List all the lines in these records that hold "color".
#### RECORD EXCERPTS ####
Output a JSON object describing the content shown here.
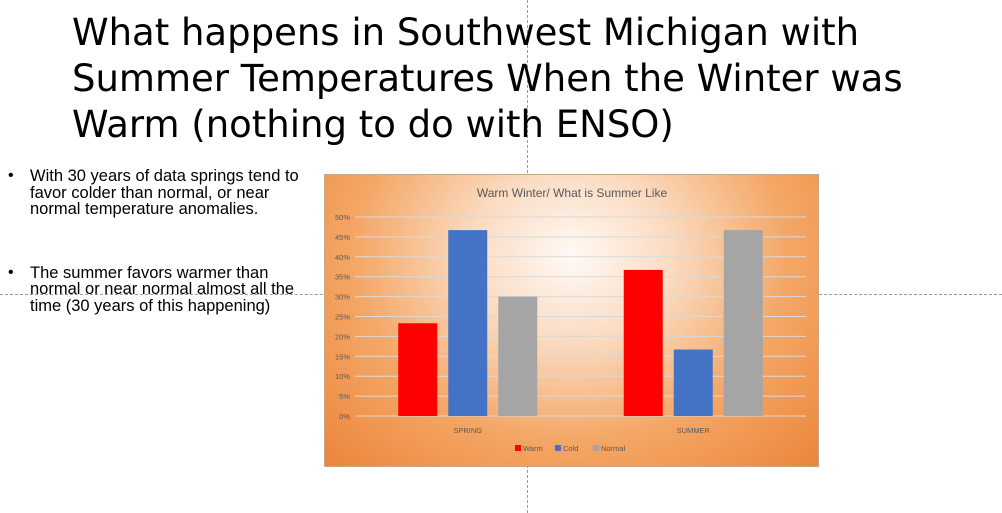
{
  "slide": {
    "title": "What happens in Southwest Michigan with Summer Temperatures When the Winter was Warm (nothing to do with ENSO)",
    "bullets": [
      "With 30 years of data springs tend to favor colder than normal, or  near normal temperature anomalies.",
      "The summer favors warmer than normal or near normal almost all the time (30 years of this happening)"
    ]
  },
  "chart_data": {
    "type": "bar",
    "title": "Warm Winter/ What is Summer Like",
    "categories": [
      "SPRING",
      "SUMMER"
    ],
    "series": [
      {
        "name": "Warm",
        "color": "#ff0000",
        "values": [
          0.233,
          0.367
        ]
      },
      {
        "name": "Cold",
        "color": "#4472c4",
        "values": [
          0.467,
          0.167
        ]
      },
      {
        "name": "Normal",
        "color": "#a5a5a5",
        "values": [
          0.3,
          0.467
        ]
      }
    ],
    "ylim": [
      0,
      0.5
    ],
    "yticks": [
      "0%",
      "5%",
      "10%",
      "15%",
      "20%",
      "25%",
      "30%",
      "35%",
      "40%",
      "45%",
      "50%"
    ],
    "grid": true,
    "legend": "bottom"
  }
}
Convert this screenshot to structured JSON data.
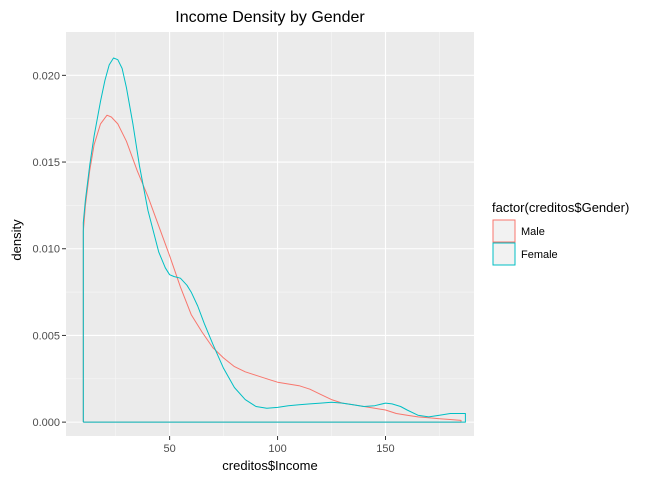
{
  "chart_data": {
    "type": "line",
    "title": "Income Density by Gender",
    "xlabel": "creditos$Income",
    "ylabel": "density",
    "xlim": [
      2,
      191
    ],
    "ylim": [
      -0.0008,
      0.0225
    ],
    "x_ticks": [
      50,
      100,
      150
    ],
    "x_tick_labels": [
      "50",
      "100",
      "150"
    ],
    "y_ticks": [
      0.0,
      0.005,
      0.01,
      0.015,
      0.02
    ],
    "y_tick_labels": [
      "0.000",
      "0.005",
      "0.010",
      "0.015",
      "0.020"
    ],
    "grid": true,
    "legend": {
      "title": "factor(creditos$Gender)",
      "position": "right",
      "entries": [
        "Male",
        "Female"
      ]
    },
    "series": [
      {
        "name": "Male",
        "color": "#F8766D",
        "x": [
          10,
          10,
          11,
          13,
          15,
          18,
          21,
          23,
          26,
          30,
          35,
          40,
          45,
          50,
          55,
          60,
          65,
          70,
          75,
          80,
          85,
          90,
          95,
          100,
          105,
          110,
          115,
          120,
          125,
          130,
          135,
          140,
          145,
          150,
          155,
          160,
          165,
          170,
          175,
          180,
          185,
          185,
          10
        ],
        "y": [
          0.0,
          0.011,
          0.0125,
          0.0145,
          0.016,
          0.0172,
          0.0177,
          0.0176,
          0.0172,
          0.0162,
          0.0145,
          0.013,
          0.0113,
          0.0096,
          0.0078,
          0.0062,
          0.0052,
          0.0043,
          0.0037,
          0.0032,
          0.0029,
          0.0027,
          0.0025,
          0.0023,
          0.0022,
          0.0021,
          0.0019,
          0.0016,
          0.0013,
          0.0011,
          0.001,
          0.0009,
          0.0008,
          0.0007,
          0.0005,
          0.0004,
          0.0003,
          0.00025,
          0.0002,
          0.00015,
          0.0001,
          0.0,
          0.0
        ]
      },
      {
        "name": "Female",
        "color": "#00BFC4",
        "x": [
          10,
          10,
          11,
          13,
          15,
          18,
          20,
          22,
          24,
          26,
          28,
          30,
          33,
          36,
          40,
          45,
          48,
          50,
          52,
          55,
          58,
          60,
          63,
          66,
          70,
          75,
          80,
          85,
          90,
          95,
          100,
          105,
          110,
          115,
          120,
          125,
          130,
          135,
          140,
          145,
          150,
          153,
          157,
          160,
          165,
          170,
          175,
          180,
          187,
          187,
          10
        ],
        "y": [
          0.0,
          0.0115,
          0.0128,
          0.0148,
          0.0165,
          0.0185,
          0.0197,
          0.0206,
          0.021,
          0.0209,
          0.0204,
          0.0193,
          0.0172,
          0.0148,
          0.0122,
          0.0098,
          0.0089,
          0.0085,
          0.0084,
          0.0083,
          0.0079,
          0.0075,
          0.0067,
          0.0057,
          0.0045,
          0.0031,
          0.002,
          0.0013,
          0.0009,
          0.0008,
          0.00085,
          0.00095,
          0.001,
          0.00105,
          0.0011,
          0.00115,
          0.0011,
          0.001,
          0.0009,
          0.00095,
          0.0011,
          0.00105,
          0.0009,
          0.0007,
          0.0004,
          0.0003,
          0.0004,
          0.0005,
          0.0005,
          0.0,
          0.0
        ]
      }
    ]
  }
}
####
### COMPLETE OUTPUT:
        "color": "#ff0000",
        "color": "#4472c4",
        "color": "#a5a5a5",
        "color": "#F8766D",
        "color": "#00BFC4",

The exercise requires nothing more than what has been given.